* [TASK OBJECTIVE]:
From the listing below, pull each line that includes "온실가스".

Collected data:
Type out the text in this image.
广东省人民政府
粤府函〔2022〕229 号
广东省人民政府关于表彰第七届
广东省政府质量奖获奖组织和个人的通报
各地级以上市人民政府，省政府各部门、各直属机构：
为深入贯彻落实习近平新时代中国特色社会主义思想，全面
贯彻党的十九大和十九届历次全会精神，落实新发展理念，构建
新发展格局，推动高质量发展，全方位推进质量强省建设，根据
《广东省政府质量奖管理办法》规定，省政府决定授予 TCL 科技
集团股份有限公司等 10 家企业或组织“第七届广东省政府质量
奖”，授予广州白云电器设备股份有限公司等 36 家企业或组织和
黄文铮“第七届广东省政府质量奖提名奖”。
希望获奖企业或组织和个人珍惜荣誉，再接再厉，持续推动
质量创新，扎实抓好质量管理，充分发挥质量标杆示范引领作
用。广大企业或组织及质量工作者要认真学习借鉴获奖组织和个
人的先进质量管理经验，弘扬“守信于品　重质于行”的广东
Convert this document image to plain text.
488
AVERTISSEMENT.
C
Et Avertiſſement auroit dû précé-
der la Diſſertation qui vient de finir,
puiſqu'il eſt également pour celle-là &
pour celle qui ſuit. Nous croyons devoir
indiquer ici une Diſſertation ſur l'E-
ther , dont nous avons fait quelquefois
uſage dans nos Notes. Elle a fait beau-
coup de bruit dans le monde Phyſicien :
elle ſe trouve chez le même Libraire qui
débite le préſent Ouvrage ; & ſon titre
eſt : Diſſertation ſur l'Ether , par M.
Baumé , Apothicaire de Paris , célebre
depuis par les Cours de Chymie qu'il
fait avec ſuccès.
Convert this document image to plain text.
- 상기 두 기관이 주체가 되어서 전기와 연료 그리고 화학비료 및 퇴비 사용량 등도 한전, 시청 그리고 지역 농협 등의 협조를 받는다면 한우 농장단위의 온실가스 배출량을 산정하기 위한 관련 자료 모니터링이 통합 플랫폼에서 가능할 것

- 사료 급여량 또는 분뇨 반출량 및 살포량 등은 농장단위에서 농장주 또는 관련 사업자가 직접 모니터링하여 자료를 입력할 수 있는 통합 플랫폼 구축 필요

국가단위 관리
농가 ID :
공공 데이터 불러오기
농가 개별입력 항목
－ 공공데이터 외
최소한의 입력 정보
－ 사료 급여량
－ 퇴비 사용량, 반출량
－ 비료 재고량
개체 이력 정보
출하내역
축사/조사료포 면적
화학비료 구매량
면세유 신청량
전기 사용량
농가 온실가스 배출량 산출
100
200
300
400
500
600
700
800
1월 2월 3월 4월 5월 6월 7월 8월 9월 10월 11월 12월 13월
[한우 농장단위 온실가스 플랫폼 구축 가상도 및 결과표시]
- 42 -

* [RESULT BELOW]:
- 상기 두 기관이 주체가 되어서 전기와 연료 그리고 화학비료 및 퇴비 사용량 등도 한전, 시청 그리고 지역 농협 등의 협조를 받는다면 한우 농장단위의 온실가스 배출량을 산정하기 위한 관련 자료 모니터링이 통합 플랫폼에서 가능할 것
농가 온실가스 배출량 산출
[한우 농장단위 온실가스 플랫폼 구축 가상도 및 결과표시]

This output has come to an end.